THE REQUEST
Work out how many lines of the listing hold "Jahr", then state only that count.

+++ DATASET ROWS

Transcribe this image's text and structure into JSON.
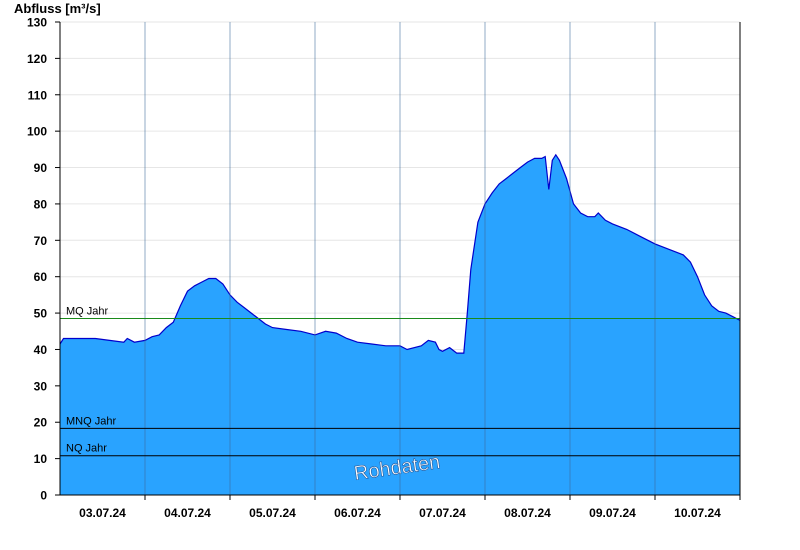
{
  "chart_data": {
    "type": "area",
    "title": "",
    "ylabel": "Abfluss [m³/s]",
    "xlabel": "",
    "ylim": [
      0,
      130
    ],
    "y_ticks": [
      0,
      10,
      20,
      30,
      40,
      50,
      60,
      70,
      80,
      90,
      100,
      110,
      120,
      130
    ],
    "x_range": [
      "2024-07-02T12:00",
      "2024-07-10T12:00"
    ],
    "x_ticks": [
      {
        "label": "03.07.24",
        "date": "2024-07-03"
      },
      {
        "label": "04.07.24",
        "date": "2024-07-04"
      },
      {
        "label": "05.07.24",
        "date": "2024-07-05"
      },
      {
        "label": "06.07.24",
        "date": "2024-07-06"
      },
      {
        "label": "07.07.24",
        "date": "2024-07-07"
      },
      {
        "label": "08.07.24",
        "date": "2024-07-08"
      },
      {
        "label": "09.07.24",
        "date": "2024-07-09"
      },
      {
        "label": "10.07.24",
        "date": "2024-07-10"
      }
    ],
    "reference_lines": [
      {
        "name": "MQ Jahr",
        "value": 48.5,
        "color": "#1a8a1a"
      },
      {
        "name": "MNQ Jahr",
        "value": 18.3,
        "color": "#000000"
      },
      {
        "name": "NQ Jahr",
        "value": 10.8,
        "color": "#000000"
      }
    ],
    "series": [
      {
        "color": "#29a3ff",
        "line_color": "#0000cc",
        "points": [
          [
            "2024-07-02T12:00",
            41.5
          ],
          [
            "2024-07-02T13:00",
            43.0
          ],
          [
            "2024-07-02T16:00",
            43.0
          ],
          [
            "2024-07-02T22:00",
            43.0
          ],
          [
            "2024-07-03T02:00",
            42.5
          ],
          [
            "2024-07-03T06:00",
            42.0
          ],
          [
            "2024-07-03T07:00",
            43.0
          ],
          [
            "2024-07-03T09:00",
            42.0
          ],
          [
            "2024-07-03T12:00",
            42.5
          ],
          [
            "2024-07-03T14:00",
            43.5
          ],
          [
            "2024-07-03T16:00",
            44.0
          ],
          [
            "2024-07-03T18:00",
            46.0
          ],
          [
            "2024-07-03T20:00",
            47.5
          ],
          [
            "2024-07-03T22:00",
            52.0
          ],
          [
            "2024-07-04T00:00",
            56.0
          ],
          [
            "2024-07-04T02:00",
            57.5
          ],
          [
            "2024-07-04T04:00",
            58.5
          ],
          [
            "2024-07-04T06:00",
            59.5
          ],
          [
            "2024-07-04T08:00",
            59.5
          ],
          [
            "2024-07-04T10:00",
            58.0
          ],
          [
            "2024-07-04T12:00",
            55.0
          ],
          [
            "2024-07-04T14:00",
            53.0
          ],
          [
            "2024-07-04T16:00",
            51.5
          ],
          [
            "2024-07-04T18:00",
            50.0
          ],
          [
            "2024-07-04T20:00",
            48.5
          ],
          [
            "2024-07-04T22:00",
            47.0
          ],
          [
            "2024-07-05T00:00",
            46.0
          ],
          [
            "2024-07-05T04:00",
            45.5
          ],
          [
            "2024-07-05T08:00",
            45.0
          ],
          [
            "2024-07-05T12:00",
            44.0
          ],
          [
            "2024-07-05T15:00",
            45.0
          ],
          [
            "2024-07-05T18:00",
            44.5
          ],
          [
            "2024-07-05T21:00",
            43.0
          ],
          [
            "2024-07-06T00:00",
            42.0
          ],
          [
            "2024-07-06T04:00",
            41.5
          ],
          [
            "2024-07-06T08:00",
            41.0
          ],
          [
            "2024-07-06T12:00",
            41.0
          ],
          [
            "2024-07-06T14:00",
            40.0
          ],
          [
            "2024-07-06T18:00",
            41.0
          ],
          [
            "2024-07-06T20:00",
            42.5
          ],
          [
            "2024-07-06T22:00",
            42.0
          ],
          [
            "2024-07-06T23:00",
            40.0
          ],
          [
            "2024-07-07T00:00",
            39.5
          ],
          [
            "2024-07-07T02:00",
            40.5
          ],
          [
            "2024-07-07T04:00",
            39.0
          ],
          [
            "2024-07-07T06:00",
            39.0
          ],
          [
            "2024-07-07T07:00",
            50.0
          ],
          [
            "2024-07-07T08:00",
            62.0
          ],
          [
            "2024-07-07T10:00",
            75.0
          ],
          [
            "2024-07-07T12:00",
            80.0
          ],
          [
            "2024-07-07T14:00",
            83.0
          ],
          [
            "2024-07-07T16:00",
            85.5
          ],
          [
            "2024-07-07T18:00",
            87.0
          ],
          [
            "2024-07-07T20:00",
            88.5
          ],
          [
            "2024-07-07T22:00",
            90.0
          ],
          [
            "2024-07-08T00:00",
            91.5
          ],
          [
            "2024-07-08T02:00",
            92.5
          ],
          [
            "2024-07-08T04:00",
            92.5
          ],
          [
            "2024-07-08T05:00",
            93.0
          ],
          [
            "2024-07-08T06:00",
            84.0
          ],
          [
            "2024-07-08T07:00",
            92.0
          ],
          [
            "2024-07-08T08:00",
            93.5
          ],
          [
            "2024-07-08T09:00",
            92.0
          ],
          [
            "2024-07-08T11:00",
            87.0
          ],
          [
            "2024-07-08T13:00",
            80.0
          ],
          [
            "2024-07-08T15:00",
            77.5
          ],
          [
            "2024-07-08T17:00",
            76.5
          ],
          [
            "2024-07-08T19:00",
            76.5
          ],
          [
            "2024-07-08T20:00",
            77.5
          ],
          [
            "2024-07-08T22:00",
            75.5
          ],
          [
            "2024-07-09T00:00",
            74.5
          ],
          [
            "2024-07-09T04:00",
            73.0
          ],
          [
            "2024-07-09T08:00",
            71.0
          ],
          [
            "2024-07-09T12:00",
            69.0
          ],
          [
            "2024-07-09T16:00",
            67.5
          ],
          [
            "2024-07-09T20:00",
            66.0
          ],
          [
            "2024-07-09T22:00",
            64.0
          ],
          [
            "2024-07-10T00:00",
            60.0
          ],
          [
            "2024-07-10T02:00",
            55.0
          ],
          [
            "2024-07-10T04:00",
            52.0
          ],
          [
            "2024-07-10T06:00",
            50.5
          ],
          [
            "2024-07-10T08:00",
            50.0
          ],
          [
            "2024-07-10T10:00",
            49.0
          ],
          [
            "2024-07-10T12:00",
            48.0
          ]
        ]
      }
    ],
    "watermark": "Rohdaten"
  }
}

++++++

RESPONSE TO THE TASK
3